# Extracted information start
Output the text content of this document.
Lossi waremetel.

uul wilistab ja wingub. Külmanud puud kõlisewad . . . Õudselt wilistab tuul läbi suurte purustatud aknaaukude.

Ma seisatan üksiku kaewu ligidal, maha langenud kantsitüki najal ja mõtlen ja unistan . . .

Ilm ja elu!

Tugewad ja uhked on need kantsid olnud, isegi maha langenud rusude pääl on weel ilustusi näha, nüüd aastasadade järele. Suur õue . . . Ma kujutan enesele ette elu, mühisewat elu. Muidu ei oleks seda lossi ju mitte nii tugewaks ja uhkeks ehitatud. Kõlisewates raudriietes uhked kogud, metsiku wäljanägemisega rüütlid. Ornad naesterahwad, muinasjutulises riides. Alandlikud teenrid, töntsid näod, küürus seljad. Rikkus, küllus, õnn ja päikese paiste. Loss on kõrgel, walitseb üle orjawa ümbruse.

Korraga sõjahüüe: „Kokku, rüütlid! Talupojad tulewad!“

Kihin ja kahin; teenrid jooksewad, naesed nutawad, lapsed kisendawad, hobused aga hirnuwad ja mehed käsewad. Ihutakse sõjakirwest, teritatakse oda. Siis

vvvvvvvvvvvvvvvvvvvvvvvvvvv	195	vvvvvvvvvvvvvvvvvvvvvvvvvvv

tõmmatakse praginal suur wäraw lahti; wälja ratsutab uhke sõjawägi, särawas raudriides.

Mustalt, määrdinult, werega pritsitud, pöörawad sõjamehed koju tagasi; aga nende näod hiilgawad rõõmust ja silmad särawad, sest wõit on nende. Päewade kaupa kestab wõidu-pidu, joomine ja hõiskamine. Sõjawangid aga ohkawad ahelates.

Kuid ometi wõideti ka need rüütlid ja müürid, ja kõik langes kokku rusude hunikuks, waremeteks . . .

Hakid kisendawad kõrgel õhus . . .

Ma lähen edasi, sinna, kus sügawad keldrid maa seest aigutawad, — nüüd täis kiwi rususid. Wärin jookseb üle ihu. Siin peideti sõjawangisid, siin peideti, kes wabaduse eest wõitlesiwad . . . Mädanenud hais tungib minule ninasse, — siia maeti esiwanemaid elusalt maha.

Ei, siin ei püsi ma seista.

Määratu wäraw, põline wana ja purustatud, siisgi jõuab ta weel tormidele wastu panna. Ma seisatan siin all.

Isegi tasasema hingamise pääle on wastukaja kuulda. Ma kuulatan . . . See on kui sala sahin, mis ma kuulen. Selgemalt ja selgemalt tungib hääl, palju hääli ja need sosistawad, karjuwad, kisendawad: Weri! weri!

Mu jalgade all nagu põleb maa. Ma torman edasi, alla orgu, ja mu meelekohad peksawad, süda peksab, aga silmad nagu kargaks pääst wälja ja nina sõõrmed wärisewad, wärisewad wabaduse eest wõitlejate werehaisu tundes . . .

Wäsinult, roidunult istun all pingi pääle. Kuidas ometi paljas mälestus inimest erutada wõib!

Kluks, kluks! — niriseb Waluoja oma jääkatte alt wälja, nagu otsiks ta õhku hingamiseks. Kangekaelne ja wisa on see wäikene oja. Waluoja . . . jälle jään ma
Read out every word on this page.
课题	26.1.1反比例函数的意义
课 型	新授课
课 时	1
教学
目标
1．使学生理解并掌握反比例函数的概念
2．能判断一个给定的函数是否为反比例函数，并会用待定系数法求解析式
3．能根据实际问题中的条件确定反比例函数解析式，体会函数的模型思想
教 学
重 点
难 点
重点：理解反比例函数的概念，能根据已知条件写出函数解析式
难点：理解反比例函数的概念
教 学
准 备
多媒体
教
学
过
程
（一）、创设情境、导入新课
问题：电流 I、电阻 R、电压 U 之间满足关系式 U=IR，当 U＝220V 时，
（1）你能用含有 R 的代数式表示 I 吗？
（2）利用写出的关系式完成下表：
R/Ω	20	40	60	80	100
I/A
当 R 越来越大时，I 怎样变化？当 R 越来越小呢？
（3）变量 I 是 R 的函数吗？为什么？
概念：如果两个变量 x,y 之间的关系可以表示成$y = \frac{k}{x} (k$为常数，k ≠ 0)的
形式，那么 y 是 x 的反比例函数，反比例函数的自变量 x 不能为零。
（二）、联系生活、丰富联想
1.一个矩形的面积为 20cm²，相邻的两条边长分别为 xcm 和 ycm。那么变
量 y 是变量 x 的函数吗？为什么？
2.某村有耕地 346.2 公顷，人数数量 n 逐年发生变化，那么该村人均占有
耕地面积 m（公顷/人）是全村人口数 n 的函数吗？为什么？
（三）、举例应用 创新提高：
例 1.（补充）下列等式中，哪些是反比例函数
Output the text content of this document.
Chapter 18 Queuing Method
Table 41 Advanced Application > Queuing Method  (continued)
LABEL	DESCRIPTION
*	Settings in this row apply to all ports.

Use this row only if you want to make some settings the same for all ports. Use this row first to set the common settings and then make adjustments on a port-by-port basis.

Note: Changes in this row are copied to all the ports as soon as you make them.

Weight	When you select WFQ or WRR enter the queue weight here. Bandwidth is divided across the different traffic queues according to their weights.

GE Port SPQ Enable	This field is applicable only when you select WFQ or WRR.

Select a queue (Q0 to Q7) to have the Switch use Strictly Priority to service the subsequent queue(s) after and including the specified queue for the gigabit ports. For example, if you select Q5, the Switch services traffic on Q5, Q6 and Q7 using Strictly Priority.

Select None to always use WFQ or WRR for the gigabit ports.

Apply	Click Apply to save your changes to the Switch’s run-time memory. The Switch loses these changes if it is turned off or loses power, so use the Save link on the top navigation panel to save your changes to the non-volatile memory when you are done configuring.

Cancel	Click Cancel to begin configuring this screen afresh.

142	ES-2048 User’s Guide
# Extracted information end
- **What the task requires**
Reproduce the entries above in full, verbatim.

- **Answer to the problem**
Output the text content of this document.
Lossi waremetel.

uul wilistab ja wingub. Külmanud puud kõlisewad . . . Õudselt wilistab tuul läbi suurte purustatud aknaaukude.

Ma seisatan üksiku kaewu ligidal, maha langenud kantsitüki najal ja mõtlen ja unistan . . .

Ilm ja elu!

Tugewad ja uhked on need kantsid olnud, isegi maha langenud rusude pääl on weel ilustusi näha, nüüd aastasadade järele. Suur õue . . . Ma kujutan enesele ette elu, mühisewat elu. Muidu ei oleks seda lossi ju mitte nii tugewaks ja uhkeks ehitatud. Kõlisewates raudriietes uhked kogud, metsiku wäljanägemisega rüütlid. Ornad naesterahwad, muinasjutulises riides. Alandlikud teenrid, töntsid näod, küürus seljad. Rikkus, küllus, õnn ja päikese paiste. Loss on kõrgel, walitseb üle orjawa ümbruse.

Korraga sõjahüüe: „Kokku, rüütlid! Talupojad tulewad!“

Kihin ja kahin; teenrid jooksewad, naesed nutawad, lapsed kisendawad, hobused aga hirnuwad ja mehed käsewad. Ihutakse sõjakirwest, teritatakse oda. Siis

vvvvvvvvvvvvvvvvvvvvvvvvvvv	195	vvvvvvvvvvvvvvvvvvvvvvvvvvv

tõmmatakse praginal suur wäraw lahti; wälja ratsutab uhke sõjawägi, särawas raudriides.

Mustalt, määrdinult, werega pritsitud, pöörawad sõjamehed koju tagasi; aga nende näod hiilgawad rõõmust ja silmad särawad, sest wõit on nende. Päewade kaupa kestab wõidu-pidu, joomine ja hõiskamine. Sõjawangid aga ohkawad ahelates.

Kuid ometi wõideti ka need rüütlid ja müürid, ja kõik langes kokku rusude hunikuks, waremeteks . . .

Hakid kisendawad kõrgel õhus . . .

Ma lähen edasi, sinna, kus sügawad keldrid maa seest aigutawad, — nüüd täis kiwi rususid. Wärin jookseb üle ihu. Siin peideti sõjawangisid, siin peideti, kes wabaduse eest wõitlesiwad . . . Mädanenud hais tungib minule ninasse, — siia maeti esiwanemaid elusalt maha.

Ei, siin ei püsi ma seista.

Määratu wäraw, põline wana ja purustatud, siisgi jõuab ta weel tormidele wastu panna. Ma seisatan siin all.

Isegi tasasema hingamise pääle on wastukaja kuulda. Ma kuulatan . . . See on kui sala sahin, mis ma kuulen. Selgemalt ja selgemalt tungib hääl, palju hääli ja need sosistawad, karjuwad, kisendawad: Weri! weri!

Mu jalgade all nagu põleb maa. Ma torman edasi, alla orgu, ja mu meelekohad peksawad, süda peksab, aga silmad nagu kargaks pääst wälja ja nina sõõrmed wärisewad, wärisewad wabaduse eest wõitlejate werehaisu tundes . . .

Wäsinult, roidunult istun all pingi pääle. Kuidas ometi paljas mälestus inimest erutada wõib!

Kluks, kluks! — niriseb Waluoja oma jääkatte alt wälja, nagu otsiks ta õhku hingamiseks. Kangekaelne ja wisa on see wäikene oja. Waluoja . . . jälle jään ma
Read out every word on this page.
课题	26.1.1反比例函数的意义
课 型	新授课
课 时	1
教学
目标
1．使学生理解并掌握反比例函数的概念
2．能判断一个给定的函数是否为反比例函数，并会用待定系数法求解析式
3．能根据实际问题中的条件确定反比例函数解析式，体会函数的模型思想
教 学
重 点
难 点
重点：理解反比例函数的概念，能根据已知条件写出函数解析式
难点：理解反比例函数的概念
教 学
准 备
多媒体
教
学
过
程
（一）、创设情境、导入新课
问题：电流 I、电阻 R、电压 U 之间满足关系式 U=IR，当 U＝220V 时，
（1）你能用含有 R 的代数式表示 I 吗？
（2）利用写出的关系式完成下表：
R/Ω	20	40	60	80	100
I/A
当 R 越来越大时，I 怎样变化？当 R 越来越小呢？
（3）变量 I 是 R 的函数吗？为什么？
概念：如果两个变量 x,y 之间的关系可以表示成$y = \frac{k}{x} (k$为常数，k ≠ 0)的
形式，那么 y 是 x 的反比例函数，反比例函数的自变量 x 不能为零。
（二）、联系生活、丰富联想
1.一个矩形的面积为 20cm²，相邻的两条边长分别为 xcm 和 ycm。那么变
量 y 是变量 x 的函数吗？为什么？
2.某村有耕地 346.2 公顷，人数数量 n 逐年发生变化，那么该村人均占有
耕地面积 m（公顷/人）是全村人口数 n 的函数吗？为什么？
（三）、举例应用 创新提高：
例 1.（补充）下列等式中，哪些是反比例函数
Output the text content of this document.
Chapter 18 Queuing Method
Table 41 Advanced Application > Queuing Method  (continued)
LABEL	DESCRIPTION
*	Settings in this row apply to all ports.

Use this row only if you want to make some settings the same for all ports. Use this row first to set the common settings and then make adjustments on a port-by-port basis.

Note: Changes in this row are copied to all the ports as soon as you make them.

Weight	When you select WFQ or WRR enter the queue weight here. Bandwidth is divided across the different traffic queues according to their weights.

GE Port SPQ Enable	This field is applicable only when you select WFQ or WRR.

Select a queue (Q0 to Q7) to have the Switch use Strictly Priority to service the subsequent queue(s) after and including the specified queue for the gigabit ports. For example, if you select Q5, the Switch services traffic on Q5, Q6 and Q7 using Strictly Priority.

Select None to always use WFQ or WRR for the gigabit ports.

Apply	Click Apply to save your changes to the Switch’s run-time memory. The Switch loses these changes if it is turned off or loses power, so use the Save link on the top navigation panel to save your changes to the non-volatile memory when you are done configuring.

Cancel	Click Cancel to begin configuring this screen afresh.

142	ES-2048 User’s Guide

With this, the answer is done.